● **Problem statement**:
Copy everything in the listing below word for word, apart from any images.

● **Given information**:
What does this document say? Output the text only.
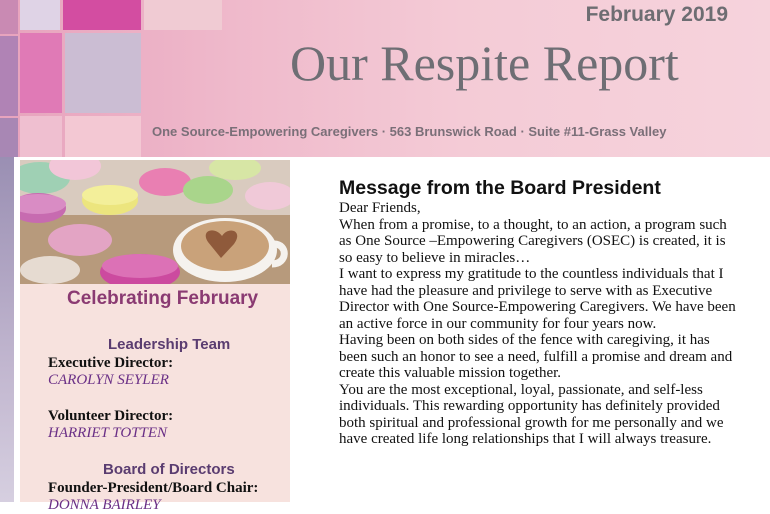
February 2019
Our Respite Report
One Source-Empowering Caregivers · 563 Brunswick Road · Suite #11-Grass Valley
Celebrating February
Leadership Team
Executive Director:
CAROLYN SEYLER
Volunteer Director:
HARRIET TOTTEN
Board of Directors
Founder-President/Board Chair:
DONNA BAIRLEY
Message from the Board President

Dear Friends,

When from a promise, to a thought, to an action, a program such as One Source –Empowering Caregivers (OSEC) is created, it is so easy to believe in miracles…

I want to express my gratitude to the countless individuals that I have had the pleasure and privilege to serve with as Executive Director with One Source-Empowering Caregivers. We have been an active force in our community for four years now.

Having been on both sides of the fence with caregiving, it has been such an honor to see a need, fulfill a promise and dream and create this valuable mission together.

You are the most exceptional, loyal, passionate, and self-less individuals. This rewarding opportunity has definitely provided both spiritual and professional growth for me personally and we have created life long relationships that I will always treasure.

● **Answer to this exercise**:
What does this document say? Output the text only.
February 2019
Our Respite Report
One Source-Empowering Caregivers · 563 Brunswick Road · Suite #11-Grass Valley
Celebrating February
Leadership Team
Executive Director:
CAROLYN SEYLER
Volunteer Director:
HARRIET TOTTEN
Board of Directors
Founder-President/Board Chair:
DONNA BAIRLEY
Message from the Board President

Dear Friends,

When from a promise, to a thought, to an action, a program such as One Source –Empowering Caregivers (OSEC) is created, it is so easy to believe in miracles…

I want to express my gratitude to the countless individuals that I have had the pleasure and privilege to serve with as Executive Director with One Source-Empowering Caregivers. We have been an active force in our community for four years now.

Having been on both sides of the fence with caregiving, it has been such an honor to see a need, fulfill a promise and dream and create this valuable mission together.

You are the most exceptional, loyal, passionate, and self-less individuals. This rewarding opportunity has definitely provided both spiritual and professional growth for me personally and we have created life long relationships that I will always treasure.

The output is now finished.